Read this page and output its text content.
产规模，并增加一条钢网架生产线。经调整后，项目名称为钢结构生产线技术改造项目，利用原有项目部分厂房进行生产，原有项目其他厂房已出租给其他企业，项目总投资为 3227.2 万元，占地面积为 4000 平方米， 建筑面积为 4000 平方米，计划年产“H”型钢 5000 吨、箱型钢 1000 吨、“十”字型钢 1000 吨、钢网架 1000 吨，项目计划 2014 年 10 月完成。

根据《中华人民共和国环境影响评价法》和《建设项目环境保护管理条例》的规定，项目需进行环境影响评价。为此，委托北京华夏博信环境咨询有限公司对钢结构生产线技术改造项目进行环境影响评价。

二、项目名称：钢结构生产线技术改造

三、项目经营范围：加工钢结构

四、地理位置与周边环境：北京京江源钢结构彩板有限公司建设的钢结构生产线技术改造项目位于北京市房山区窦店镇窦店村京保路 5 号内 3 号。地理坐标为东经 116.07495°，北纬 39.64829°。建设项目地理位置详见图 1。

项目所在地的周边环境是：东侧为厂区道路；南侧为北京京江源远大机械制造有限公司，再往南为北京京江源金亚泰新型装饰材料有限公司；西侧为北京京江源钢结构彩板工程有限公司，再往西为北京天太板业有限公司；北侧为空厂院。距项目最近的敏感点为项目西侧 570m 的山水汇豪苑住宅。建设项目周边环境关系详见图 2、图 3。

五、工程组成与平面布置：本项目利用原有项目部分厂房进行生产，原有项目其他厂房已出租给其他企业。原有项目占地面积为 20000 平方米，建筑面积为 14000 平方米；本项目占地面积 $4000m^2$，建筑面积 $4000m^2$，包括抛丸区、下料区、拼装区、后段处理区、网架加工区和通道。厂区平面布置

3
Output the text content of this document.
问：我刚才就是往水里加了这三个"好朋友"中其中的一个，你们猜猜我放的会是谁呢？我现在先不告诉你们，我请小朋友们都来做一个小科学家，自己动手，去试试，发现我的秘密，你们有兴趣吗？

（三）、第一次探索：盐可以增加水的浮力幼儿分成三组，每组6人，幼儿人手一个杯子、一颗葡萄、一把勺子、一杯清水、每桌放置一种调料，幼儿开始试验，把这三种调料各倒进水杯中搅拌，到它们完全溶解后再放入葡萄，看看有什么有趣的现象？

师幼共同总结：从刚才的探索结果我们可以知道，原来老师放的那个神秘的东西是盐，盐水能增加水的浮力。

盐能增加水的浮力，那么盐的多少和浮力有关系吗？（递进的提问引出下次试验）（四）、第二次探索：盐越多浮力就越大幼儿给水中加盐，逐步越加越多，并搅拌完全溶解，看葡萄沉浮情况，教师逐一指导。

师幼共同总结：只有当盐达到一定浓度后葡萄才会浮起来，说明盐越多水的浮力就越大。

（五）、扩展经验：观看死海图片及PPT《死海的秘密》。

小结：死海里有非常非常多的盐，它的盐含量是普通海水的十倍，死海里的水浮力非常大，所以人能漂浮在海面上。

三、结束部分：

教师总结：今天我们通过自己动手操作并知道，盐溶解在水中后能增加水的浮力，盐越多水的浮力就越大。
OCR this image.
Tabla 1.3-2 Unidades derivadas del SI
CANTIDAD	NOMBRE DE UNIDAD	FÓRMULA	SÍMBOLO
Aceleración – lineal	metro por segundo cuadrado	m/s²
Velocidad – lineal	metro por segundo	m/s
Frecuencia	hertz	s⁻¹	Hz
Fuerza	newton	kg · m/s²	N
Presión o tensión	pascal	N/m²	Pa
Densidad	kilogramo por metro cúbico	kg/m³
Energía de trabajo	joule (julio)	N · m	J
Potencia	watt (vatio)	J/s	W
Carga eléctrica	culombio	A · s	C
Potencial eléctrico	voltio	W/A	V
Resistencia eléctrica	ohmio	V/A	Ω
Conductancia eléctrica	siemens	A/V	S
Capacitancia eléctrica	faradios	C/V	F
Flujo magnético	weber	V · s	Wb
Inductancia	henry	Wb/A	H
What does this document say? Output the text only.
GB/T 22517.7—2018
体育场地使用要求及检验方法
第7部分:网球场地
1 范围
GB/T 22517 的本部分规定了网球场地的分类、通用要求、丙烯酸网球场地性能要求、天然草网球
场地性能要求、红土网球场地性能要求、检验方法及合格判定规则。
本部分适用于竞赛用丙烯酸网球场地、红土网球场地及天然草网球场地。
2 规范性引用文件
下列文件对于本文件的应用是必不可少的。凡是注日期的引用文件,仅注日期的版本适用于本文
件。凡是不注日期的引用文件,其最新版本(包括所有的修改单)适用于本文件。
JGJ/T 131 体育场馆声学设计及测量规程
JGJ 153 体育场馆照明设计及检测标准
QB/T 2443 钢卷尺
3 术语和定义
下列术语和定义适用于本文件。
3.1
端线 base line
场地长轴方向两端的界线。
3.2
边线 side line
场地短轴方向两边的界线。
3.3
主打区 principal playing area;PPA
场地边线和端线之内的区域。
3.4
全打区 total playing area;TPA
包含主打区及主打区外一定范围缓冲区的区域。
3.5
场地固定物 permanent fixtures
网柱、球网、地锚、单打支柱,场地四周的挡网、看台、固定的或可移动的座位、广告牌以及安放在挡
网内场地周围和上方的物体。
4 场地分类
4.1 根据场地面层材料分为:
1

| Requirements |
Pick out every line with the string "document" and copy it.

| Output |
Output the text content of this document.
What does this document say? Output the text only.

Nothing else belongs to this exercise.